*CHALLENGE*
Seek out every line containing the word "Temperature", and copy each.

════════════════

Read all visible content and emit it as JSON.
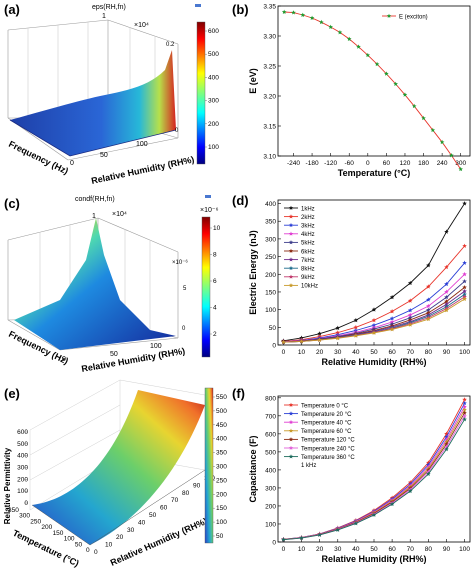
{
  "panels": {
    "a": {
      "label": "(a)",
      "title": "eps(RH,fn)",
      "exponent": "×10⁴",
      "zmax": "1",
      "cbar_ticks": [
        "600",
        "500",
        "400",
        "300",
        "200",
        "100"
      ],
      "ztick_labels": [
        "0.2",
        "0"
      ],
      "rh_ticks": [
        "100",
        "50",
        "0"
      ],
      "xlabel": "Frequency (Hz)",
      "ylabel": "Relative Humidity (RH%)"
    },
    "c": {
      "label": "(c)",
      "title": "condf(RH,fn)",
      "exponent": "×10⁴",
      "zmax": "1",
      "cbar_exponent": "×10⁻⁶",
      "cbar_ticks": [
        "10",
        "8",
        "6",
        "4",
        "2"
      ],
      "side_ticks": [
        "5",
        "×10⁻⁶",
        "0"
      ],
      "rh_ticks": [
        "100",
        "50",
        "0"
      ],
      "xlabel": "Frequency (Hz)",
      "ylabel": "Relative Humidity (RH%)"
    },
    "e": {
      "label": "(e)",
      "zlabel": "Relative Permittivity",
      "z_ticks": [
        "600",
        "500",
        "400",
        "300",
        "200",
        "100",
        "0"
      ],
      "t_ticks": [
        "350",
        "300",
        "250",
        "200",
        "150",
        "100",
        "50",
        "0"
      ],
      "rh_ticks": [
        "0",
        "10",
        "20",
        "30",
        "40",
        "50",
        "60",
        "70",
        "80",
        "90",
        "100"
      ],
      "cbar_ticks": [
        "550",
        "500",
        "450",
        "400",
        "350",
        "300",
        "250",
        "200",
        "150",
        "100",
        "50"
      ],
      "xlabel": "Temperature (°C)",
      "ylabel": "Relative Humidity (RH%)"
    },
    "b": {
      "label": "(b)"
    },
    "d": {
      "label": "(d)"
    },
    "f": {
      "label": "(f)",
      "note": "1 kHz"
    }
  },
  "chart_data": [
    {
      "id": "b",
      "type": "line",
      "x": [
        -270,
        -240,
        -210,
        -180,
        -150,
        -120,
        -90,
        -60,
        -30,
        0,
        30,
        60,
        90,
        120,
        150,
        180,
        210,
        240,
        270,
        300
      ],
      "series": [
        {
          "name": "E (exciton)",
          "color": "#e8352b",
          "marker_color": "#1f9a2e",
          "values": [
            3.34,
            3.339,
            3.335,
            3.33,
            3.323,
            3.315,
            3.306,
            3.295,
            3.282,
            3.268,
            3.253,
            3.237,
            3.22,
            3.202,
            3.183,
            3.163,
            3.143,
            3.123,
            3.101,
            3.078
          ]
        }
      ],
      "xlabel": "Temperature (°C)",
      "ylabel": "E (eV)",
      "xlim": [
        -290,
        330
      ],
      "ylim": [
        3.1,
        3.35
      ],
      "xticks": [
        "-240",
        "-180",
        "-120",
        "-60",
        "0",
        "60",
        "120",
        "180",
        "240",
        "300"
      ],
      "yticks": [
        "3.10",
        "3.15",
        "3.20",
        "3.25",
        "3.30",
        "3.35"
      ],
      "legend": "top-right"
    },
    {
      "id": "d",
      "type": "line",
      "x": [
        0,
        10,
        20,
        30,
        40,
        50,
        60,
        70,
        80,
        90,
        100
      ],
      "series": [
        {
          "name": "1kHz",
          "color": "#111111",
          "values": [
            12,
            20,
            32,
            48,
            70,
            100,
            135,
            175,
            225,
            320,
            400
          ]
        },
        {
          "name": "2kHz",
          "color": "#e8352b",
          "values": [
            10,
            15,
            24,
            35,
            50,
            70,
            95,
            125,
            165,
            220,
            280
          ]
        },
        {
          "name": "3kHz",
          "color": "#2a3fd6",
          "values": [
            9,
            13,
            20,
            29,
            41,
            56,
            75,
            98,
            128,
            172,
            232
          ]
        },
        {
          "name": "4kHz",
          "color": "#e03fd2",
          "values": [
            9,
            12,
            18,
            26,
            36,
            49,
            65,
            85,
            110,
            150,
            200
          ]
        },
        {
          "name": "5kHz",
          "color": "#3c3c8a",
          "values": [
            8,
            11,
            17,
            24,
            33,
            45,
            59,
            77,
            99,
            135,
            180
          ]
        },
        {
          "name": "6kHz",
          "color": "#8b2a12",
          "values": [
            8,
            11,
            16,
            22,
            31,
            41,
            54,
            71,
            91,
            123,
            163
          ]
        },
        {
          "name": "7kHz",
          "color": "#6e2a8c",
          "values": [
            8,
            10,
            15,
            21,
            29,
            39,
            51,
            66,
            85,
            115,
            152
          ]
        },
        {
          "name": "8kHz",
          "color": "#1c6b8c",
          "values": [
            8,
            10,
            15,
            21,
            28,
            37,
            48,
            63,
            81,
            108,
            143
          ]
        },
        {
          "name": "9kHz",
          "color": "#c13c6e",
          "values": [
            8,
            10,
            14,
            20,
            27,
            36,
            46,
            60,
            77,
            103,
            136
          ]
        },
        {
          "name": "10kHz",
          "color": "#c89a2a",
          "values": [
            8,
            10,
            14,
            19,
            26,
            34,
            44,
            57,
            73,
            98,
            130
          ]
        }
      ],
      "xlabel": "Relative Humidity (RH%)",
      "ylabel": "Electric Energy (nJ)",
      "xlim": [
        -3,
        103
      ],
      "ylim": [
        0,
        410
      ],
      "xticks": [
        "0",
        "10",
        "20",
        "30",
        "40",
        "50",
        "60",
        "70",
        "80",
        "90",
        "100"
      ],
      "yticks": [
        "0",
        "50",
        "100",
        "150",
        "200",
        "250",
        "300",
        "350",
        "400"
      ],
      "legend": "top-left"
    },
    {
      "id": "f",
      "type": "line",
      "x": [
        0,
        10,
        20,
        30,
        40,
        50,
        60,
        70,
        80,
        90,
        100
      ],
      "series": [
        {
          "name": "Temperature 0 °C",
          "color": "#e8352b",
          "values": [
            15,
            25,
            45,
            78,
            120,
            175,
            245,
            330,
            440,
            600,
            790
          ]
        },
        {
          "name": "Temperature 20 °C",
          "color": "#2a3fd6",
          "values": [
            15,
            25,
            44,
            76,
            117,
            170,
            238,
            320,
            428,
            583,
            770
          ]
        },
        {
          "name": "Temperature 40 °C",
          "color": "#e03fd2",
          "values": [
            14,
            24,
            43,
            74,
            114,
            166,
            232,
            312,
            417,
            568,
            750
          ]
        },
        {
          "name": "Temperature 60 °C",
          "color": "#c89a2a",
          "values": [
            14,
            24,
            42,
            72,
            111,
            162,
            227,
            305,
            407,
            555,
            733
          ]
        },
        {
          "name": "Temperature 120 °C",
          "color": "#8b2a12",
          "values": [
            14,
            23,
            41,
            71,
            109,
            158,
            222,
            298,
            398,
            542,
            716
          ]
        },
        {
          "name": "Temperature 240 °C",
          "color": "#e060d8",
          "values": [
            13,
            23,
            40,
            69,
            106,
            154,
            216,
            290,
            388,
            528,
            698
          ]
        },
        {
          "name": "Temperature 360 °C",
          "color": "#1c6b5c",
          "values": [
            13,
            22,
            39,
            67,
            103,
            150,
            210,
            282,
            377,
            514,
            680
          ]
        }
      ],
      "xlabel": "Relative Humidity (RH%)",
      "ylabel": "Capacitance (F)",
      "xlim": [
        -3,
        103
      ],
      "ylim": [
        0,
        810
      ],
      "xticks": [
        "0",
        "10",
        "20",
        "30",
        "40",
        "50",
        "60",
        "70",
        "80",
        "90",
        "100"
      ],
      "yticks": [
        "0",
        "100",
        "200",
        "300",
        "400",
        "500",
        "600",
        "700",
        "800"
      ],
      "legend": "top-left"
    }
  ]
}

════════════════

*ANSWER TO THE TASK*
      "xlabel": "Temperature (°C)",
      "xlabel": "Temperature (°C)",
          "name": "Temperature 0 °C",
          "name": "Temperature 20 °C",
          "name": "Temperature 40 °C",
          "name": "Temperature 60 °C",
          "name": "Temperature 120 °C",
          "name": "Temperature 240 °C",
          "name": "Temperature 360 °C",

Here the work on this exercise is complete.